begin Record set

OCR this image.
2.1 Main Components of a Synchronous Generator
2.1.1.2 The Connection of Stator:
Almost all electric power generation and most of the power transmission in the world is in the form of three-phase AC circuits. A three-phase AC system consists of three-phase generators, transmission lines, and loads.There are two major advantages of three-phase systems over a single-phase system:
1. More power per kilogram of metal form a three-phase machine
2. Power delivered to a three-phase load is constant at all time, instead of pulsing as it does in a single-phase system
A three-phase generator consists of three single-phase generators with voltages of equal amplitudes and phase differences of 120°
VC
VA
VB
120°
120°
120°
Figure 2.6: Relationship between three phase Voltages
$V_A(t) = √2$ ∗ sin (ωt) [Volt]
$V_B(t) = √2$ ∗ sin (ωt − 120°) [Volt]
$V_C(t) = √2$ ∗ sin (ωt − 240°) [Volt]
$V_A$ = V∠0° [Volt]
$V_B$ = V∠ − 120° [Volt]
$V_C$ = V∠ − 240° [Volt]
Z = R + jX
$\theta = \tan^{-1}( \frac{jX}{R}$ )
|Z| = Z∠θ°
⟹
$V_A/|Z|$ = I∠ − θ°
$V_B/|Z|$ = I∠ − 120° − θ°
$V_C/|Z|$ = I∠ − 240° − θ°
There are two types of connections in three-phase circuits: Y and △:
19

end Record set
begin Record set

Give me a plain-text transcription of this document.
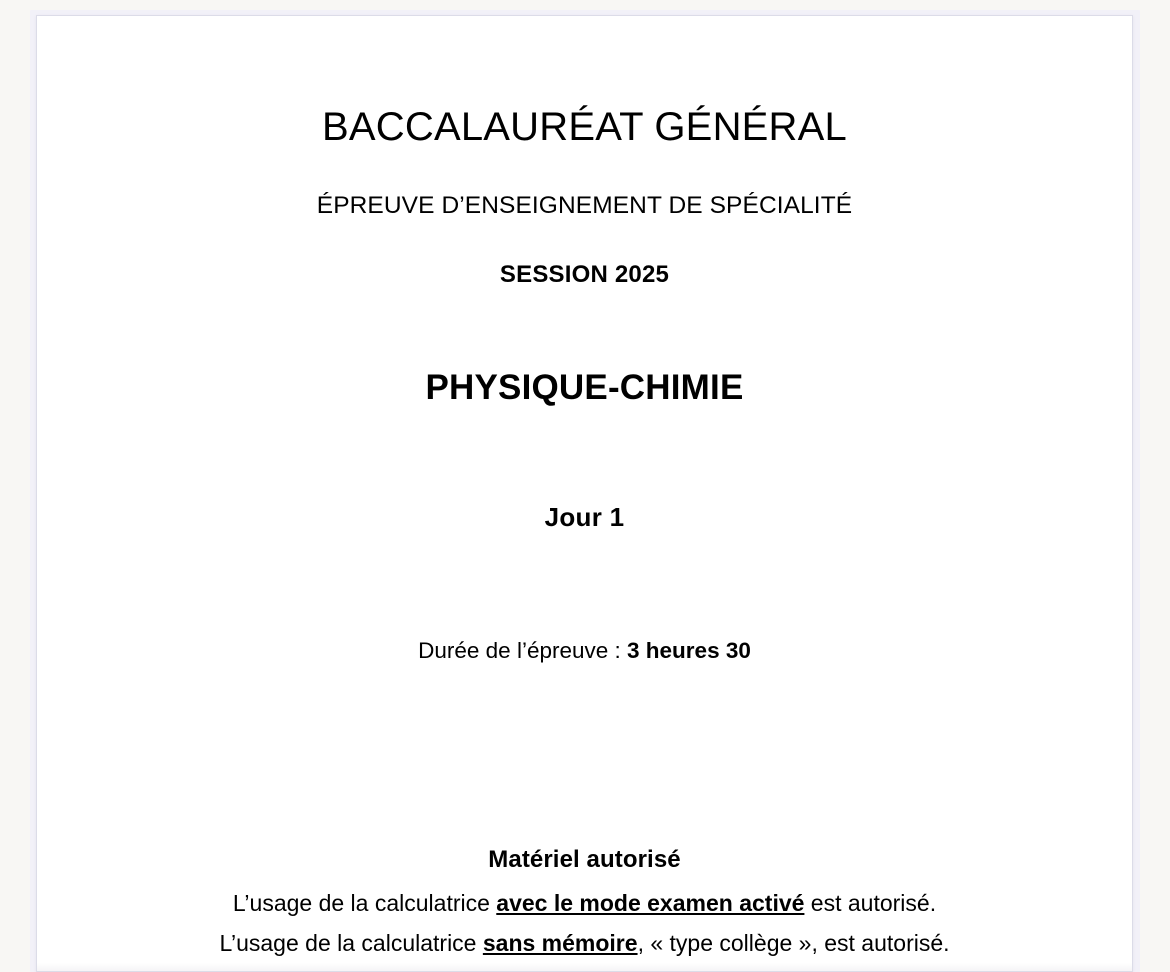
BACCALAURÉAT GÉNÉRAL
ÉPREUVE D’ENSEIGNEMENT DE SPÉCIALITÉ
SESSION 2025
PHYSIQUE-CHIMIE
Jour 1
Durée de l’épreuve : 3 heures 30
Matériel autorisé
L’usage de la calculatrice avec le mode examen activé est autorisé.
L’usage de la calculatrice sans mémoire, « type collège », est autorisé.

end Record set

• **Directive**: Count the lines of the listing above that include the word "single" and state the total with nothing else.

• **The reply**: 3